(Stored entries)
>> start

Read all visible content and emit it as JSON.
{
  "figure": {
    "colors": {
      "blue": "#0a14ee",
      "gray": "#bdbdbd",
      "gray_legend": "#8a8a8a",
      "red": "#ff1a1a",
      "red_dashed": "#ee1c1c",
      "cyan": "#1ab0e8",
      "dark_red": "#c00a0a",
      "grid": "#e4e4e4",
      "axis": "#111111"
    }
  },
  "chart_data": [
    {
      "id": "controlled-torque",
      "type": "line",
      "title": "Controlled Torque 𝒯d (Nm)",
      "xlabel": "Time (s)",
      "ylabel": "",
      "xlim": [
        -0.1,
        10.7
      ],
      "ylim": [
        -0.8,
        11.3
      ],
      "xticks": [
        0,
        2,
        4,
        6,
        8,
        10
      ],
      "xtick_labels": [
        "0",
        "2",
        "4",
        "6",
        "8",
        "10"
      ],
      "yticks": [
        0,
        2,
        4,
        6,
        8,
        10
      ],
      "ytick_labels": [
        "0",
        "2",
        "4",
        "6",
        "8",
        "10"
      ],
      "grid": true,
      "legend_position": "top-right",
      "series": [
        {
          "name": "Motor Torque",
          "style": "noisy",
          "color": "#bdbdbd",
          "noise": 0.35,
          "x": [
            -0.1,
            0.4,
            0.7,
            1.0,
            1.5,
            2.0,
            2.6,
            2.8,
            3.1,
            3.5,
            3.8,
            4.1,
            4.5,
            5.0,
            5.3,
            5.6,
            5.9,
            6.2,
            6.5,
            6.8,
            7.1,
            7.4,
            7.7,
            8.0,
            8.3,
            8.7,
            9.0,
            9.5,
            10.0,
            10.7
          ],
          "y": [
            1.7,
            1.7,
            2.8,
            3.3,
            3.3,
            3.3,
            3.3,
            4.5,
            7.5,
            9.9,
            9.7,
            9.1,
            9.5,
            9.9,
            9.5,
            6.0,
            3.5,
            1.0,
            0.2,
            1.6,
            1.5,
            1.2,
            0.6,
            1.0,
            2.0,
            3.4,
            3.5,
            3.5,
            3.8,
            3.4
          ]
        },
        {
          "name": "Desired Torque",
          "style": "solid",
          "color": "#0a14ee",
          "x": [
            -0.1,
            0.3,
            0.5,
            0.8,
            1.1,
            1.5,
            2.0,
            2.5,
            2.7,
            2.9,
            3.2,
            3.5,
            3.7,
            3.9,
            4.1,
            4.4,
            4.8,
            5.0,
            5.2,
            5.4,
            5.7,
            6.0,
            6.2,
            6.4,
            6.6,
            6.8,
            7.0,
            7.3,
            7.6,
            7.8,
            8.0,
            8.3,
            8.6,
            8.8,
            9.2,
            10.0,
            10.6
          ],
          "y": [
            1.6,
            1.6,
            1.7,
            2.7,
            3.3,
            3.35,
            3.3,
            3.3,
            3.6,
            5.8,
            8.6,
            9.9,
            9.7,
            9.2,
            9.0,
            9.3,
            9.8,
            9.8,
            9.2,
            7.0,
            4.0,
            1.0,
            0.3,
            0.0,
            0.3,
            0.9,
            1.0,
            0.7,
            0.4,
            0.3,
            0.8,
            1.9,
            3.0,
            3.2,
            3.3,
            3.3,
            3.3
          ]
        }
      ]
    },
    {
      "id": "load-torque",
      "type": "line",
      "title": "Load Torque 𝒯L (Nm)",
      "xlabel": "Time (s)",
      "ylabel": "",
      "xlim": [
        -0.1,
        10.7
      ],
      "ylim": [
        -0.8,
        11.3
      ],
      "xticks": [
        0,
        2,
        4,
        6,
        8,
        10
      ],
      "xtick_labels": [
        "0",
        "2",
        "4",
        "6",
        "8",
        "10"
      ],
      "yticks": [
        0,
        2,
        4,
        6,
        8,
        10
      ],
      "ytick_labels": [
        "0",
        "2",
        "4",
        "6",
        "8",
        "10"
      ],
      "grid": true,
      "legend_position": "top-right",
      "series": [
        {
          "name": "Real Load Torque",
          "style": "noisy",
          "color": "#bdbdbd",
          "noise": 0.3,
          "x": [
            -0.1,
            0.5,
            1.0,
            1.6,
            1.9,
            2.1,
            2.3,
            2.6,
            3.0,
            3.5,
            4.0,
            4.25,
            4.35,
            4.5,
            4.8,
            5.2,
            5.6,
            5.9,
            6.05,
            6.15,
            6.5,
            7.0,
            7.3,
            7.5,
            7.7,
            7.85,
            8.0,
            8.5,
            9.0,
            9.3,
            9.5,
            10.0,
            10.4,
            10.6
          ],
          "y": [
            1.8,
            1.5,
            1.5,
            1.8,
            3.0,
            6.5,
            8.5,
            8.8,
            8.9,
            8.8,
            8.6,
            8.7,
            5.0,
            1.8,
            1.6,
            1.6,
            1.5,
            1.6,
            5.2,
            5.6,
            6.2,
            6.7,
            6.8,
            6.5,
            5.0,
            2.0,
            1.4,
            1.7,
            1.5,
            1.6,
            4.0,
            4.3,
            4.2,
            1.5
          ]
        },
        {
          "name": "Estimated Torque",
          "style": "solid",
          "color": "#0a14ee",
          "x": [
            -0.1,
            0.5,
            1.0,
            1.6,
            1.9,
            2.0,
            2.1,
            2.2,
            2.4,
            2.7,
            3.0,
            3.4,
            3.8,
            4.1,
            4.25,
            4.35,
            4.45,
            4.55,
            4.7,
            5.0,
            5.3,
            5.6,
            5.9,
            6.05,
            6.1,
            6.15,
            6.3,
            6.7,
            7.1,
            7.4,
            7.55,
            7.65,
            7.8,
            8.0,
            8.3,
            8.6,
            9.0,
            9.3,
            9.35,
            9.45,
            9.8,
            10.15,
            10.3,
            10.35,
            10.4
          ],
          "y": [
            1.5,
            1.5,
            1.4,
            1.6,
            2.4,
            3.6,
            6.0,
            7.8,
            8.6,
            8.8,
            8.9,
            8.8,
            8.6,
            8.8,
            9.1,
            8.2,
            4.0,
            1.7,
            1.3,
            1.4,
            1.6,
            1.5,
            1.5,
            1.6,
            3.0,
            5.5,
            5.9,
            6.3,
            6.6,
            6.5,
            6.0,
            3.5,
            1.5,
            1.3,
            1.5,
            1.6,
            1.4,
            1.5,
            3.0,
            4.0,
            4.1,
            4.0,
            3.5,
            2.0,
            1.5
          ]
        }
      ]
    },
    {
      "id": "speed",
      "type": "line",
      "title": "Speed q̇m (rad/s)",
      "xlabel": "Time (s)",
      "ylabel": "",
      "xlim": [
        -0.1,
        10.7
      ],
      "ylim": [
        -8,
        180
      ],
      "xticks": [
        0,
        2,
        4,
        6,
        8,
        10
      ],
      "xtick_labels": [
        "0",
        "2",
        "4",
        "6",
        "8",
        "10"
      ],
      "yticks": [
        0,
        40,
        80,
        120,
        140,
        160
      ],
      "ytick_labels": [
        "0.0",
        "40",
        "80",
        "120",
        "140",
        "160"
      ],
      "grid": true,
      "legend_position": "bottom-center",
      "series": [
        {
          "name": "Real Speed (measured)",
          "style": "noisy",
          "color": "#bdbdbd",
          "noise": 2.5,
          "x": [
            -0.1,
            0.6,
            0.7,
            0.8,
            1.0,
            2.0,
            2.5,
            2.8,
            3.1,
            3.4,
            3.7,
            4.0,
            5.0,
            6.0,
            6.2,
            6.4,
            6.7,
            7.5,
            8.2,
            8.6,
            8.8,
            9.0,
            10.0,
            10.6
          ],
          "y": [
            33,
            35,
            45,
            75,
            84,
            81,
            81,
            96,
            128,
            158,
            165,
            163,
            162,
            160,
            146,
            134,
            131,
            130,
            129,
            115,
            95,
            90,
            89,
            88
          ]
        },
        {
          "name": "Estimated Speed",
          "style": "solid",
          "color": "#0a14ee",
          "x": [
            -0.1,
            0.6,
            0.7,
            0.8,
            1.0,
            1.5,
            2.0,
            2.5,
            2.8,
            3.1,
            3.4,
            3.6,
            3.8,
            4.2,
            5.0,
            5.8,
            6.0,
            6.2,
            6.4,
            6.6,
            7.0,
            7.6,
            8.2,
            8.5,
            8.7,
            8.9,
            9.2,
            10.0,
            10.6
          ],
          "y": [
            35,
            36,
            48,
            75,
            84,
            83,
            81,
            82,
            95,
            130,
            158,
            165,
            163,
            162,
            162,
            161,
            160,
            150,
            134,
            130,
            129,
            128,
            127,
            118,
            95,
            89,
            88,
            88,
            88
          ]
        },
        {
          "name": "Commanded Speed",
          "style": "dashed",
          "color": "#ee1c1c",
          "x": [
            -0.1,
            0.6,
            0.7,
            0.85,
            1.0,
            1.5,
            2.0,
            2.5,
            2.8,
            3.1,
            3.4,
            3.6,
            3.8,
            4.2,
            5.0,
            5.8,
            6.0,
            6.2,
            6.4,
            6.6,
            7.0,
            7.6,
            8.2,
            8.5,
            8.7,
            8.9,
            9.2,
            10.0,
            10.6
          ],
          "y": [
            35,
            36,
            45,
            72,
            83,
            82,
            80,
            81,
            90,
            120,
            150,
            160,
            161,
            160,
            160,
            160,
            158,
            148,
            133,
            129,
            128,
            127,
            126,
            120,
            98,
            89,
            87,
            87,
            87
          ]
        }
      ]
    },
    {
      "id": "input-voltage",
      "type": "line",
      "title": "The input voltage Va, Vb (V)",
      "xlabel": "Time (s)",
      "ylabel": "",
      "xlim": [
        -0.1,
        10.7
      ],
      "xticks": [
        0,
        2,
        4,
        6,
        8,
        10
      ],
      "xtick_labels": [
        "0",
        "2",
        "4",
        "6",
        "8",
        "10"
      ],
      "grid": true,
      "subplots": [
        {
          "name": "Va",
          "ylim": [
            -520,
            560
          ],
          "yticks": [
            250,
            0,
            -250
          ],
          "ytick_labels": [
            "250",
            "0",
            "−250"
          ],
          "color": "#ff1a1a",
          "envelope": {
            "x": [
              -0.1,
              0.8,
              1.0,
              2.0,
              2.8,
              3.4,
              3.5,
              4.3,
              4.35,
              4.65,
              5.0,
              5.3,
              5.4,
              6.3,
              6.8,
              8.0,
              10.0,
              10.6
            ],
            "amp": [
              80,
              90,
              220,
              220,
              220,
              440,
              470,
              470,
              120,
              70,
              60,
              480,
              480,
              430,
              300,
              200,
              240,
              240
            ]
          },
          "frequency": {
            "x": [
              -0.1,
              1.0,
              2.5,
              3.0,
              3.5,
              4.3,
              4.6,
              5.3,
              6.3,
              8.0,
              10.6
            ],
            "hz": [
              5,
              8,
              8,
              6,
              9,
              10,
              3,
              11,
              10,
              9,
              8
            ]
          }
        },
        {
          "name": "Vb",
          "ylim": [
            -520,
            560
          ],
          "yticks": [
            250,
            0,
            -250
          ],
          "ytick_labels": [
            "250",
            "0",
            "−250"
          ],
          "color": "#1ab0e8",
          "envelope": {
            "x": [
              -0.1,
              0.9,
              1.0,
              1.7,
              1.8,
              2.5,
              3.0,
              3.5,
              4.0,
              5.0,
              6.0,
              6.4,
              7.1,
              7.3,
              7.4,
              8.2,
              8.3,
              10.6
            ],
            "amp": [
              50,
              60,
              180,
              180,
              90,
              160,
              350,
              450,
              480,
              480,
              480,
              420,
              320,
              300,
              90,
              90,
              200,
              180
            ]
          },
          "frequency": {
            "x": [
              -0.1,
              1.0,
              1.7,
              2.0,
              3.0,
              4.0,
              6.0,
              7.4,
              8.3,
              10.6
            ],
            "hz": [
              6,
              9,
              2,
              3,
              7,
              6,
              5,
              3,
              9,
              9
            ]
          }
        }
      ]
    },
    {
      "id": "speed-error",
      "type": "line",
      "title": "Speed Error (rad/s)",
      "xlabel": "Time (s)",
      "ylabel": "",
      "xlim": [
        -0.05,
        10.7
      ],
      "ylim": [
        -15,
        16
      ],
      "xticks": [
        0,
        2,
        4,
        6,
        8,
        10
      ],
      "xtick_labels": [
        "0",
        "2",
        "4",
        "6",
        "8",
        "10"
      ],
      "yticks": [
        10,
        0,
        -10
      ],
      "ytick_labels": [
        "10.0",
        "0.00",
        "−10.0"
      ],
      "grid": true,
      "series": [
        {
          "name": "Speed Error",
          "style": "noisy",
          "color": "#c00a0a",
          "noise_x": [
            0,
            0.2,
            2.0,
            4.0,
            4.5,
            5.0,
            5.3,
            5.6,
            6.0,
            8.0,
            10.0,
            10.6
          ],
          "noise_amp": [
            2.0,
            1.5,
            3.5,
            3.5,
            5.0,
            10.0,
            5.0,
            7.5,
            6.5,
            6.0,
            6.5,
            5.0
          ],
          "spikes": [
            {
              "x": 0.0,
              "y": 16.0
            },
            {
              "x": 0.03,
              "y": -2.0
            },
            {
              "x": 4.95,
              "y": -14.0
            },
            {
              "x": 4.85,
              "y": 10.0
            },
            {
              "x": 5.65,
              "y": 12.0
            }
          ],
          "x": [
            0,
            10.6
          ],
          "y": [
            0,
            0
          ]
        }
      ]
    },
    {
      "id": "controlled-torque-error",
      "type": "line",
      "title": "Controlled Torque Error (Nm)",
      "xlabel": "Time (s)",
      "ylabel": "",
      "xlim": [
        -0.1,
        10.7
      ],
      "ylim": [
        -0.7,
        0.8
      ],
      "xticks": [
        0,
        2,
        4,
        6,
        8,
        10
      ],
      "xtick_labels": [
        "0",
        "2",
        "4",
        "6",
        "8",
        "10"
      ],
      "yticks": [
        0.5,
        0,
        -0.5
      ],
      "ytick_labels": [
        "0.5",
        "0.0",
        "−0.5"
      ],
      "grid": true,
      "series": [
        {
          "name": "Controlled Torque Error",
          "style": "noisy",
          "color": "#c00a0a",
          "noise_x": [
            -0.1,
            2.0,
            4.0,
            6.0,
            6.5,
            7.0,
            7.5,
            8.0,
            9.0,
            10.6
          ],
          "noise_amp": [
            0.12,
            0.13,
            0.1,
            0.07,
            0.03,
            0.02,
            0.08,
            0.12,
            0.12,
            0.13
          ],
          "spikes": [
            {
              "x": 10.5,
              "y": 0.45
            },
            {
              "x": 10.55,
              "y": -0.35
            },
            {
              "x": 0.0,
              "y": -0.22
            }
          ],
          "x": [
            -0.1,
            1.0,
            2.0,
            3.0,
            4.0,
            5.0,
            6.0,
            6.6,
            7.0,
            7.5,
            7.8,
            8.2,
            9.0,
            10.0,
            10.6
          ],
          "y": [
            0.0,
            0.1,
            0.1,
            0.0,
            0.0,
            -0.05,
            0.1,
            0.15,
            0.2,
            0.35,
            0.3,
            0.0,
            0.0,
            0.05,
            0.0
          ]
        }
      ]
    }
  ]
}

>> end

=== What this task involves ===
Find every line that has "Real" in it, then return those lines.

=== Task result ===
          "name": "Real Load Torque",
          "name": "Real Speed (measured)",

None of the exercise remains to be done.